§ **Raw data**
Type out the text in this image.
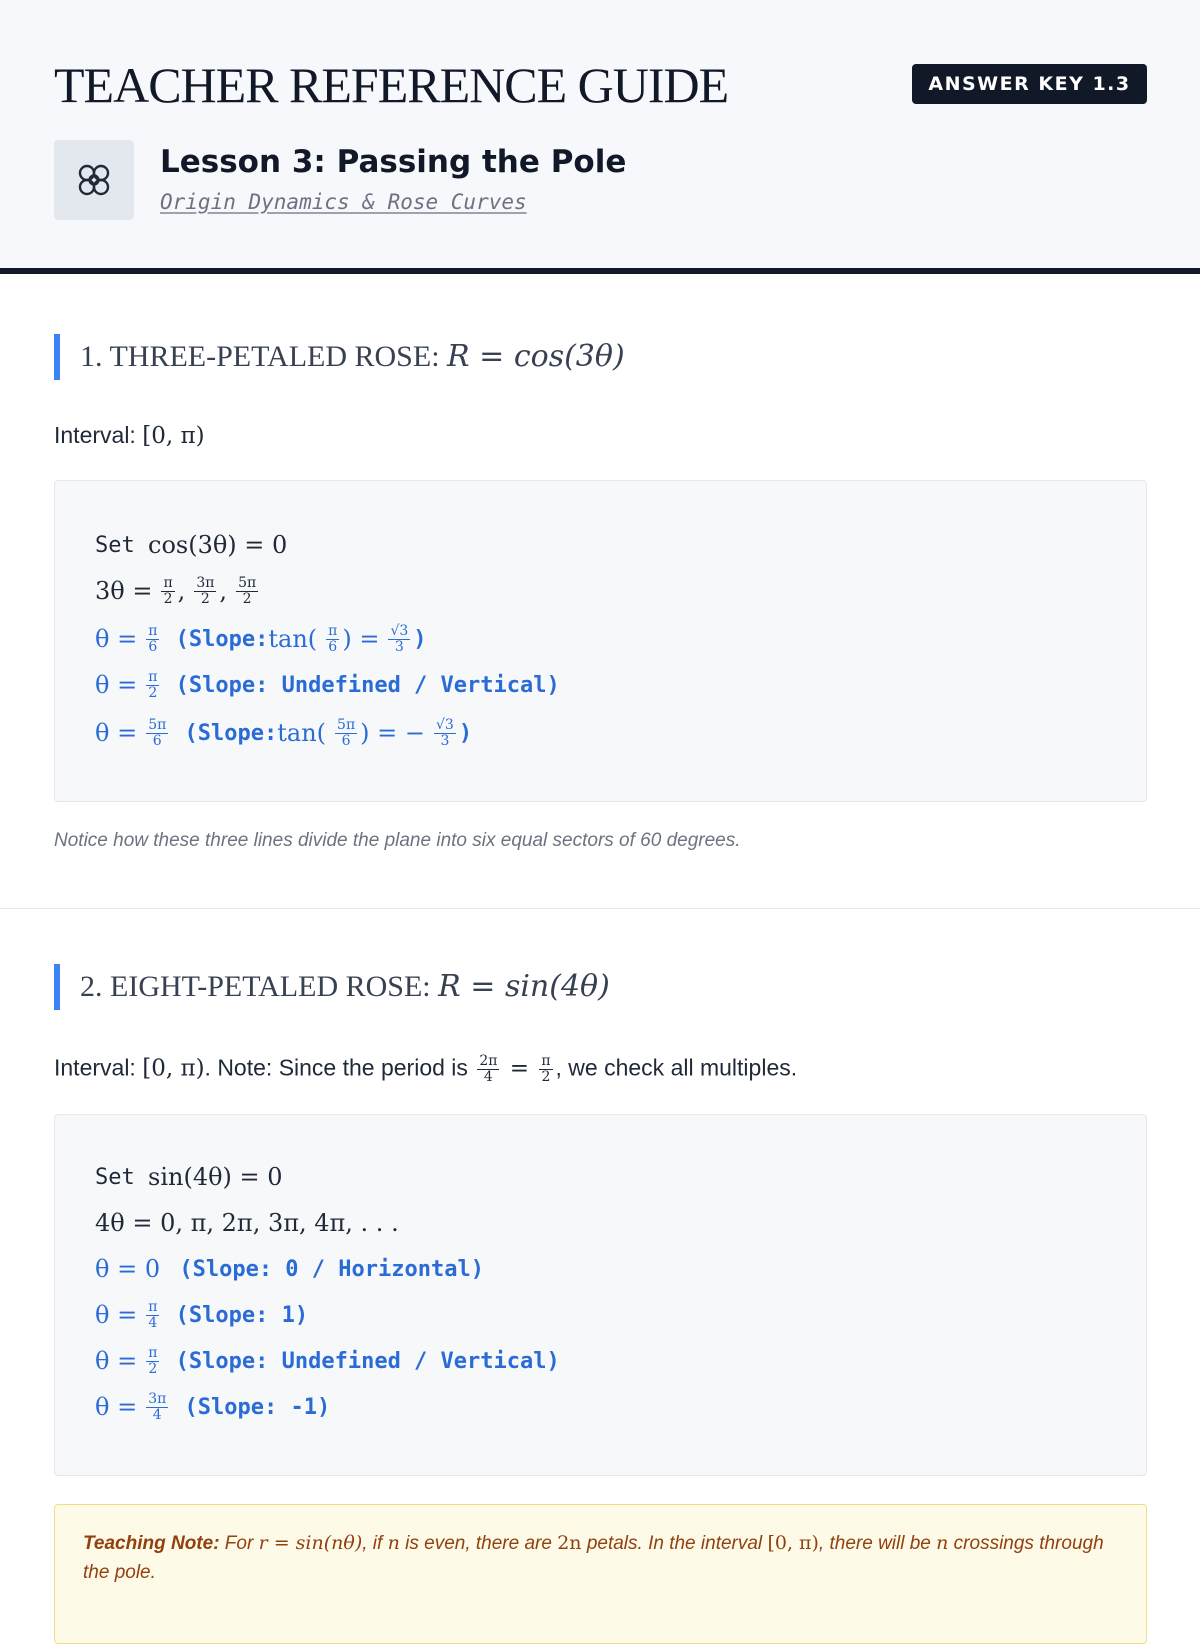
TEACHER REFERENCE GUIDE	ANSWER KEY 1.3
Lesson 3: Passing the Pole
Origin Dynamics & Rose Curves
1. THREE-PETALED ROSE: R = cos(3θ)
Interval: [0, π)
Set
cos(3θ) = 0
$3\theta = \frac{\pi}{2}$ , $\frac{3\pi}{2}$ , $\frac{5\pi}{2}$
$\theta = \frac{\pi}{6}$
(Slope: $\tan( \frac{\pi}{6}$ ) = $\frac{√3}{3}$ )
$\theta = \frac{\pi}{2}$
(Slope: Undefined / Vertical)
$\theta = \frac{5\pi}{6}$
(Slope: $\tan( \frac{5\pi}{6}$ ) = − $\frac{√3}{3}$ )
Notice how these three lines divide the plane into six equal sectors of 60 degrees.
2. EIGHT-PETALED ROSE: R = sin(4θ)
Interval: [0, π). Note: Since the period is $\frac{2\pi}{4} = \frac{\pi}{2}$ , we check all multiples.
Set
sin(4θ) = 0
4θ = 0, π, 2π, 3π, 4π, . . .
θ = 0
(Slope: 0 / Horizontal)
$\theta = \frac{\pi}{4}$
(Slope: 1)
$\theta = \frac{\pi}{2}$
(Slope: Undefined / Vertical)
$\theta = \frac{3\pi}{4}$
(Slope: -1)
Teaching Note: For r = sin(nθ), if n is even, there are 2n petals. In the interval [0, π), there will be n crossings through the pole.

§ **The request**
Each record must be quoted in full and exactly. Do not include the pictures.

§ **Exercise answer**
Type out the text in this image.
TEACHER REFERENCE GUIDE	ANSWER KEY 1.3
Lesson 3: Passing the Pole
Origin Dynamics & Rose Curves
1. THREE-PETALED ROSE: R = cos(3θ)
Interval: [0, π)
Set
cos(3θ) = 0
$3\theta = \frac{\pi}{2}$ , $\frac{3\pi}{2}$ , $\frac{5\pi}{2}$
$\theta = \frac{\pi}{6}$
(Slope: $\tan( \frac{\pi}{6}$ ) = $\frac{√3}{3}$ )
$\theta = \frac{\pi}{2}$
(Slope: Undefined / Vertical)
$\theta = \frac{5\pi}{6}$
(Slope: $\tan( \frac{5\pi}{6}$ ) = − $\frac{√3}{3}$ )
Notice how these three lines divide the plane into six equal sectors of 60 degrees.
2. EIGHT-PETALED ROSE: R = sin(4θ)
Interval: [0, π). Note: Since the period is $\frac{2\pi}{4} = \frac{\pi}{2}$ , we check all multiples.
Set
sin(4θ) = 0
4θ = 0, π, 2π, 3π, 4π, . . .
θ = 0
(Slope: 0 / Horizontal)
$\theta = \frac{\pi}{4}$
(Slope: 1)
$\theta = \frac{\pi}{2}$
(Slope: Undefined / Vertical)
$\theta = \frac{3\pi}{4}$
(Slope: -1)
Teaching Note: For r = sin(nθ), if n is even, there are 2n petals. In the interval [0, π), there will be n crossings through the pole.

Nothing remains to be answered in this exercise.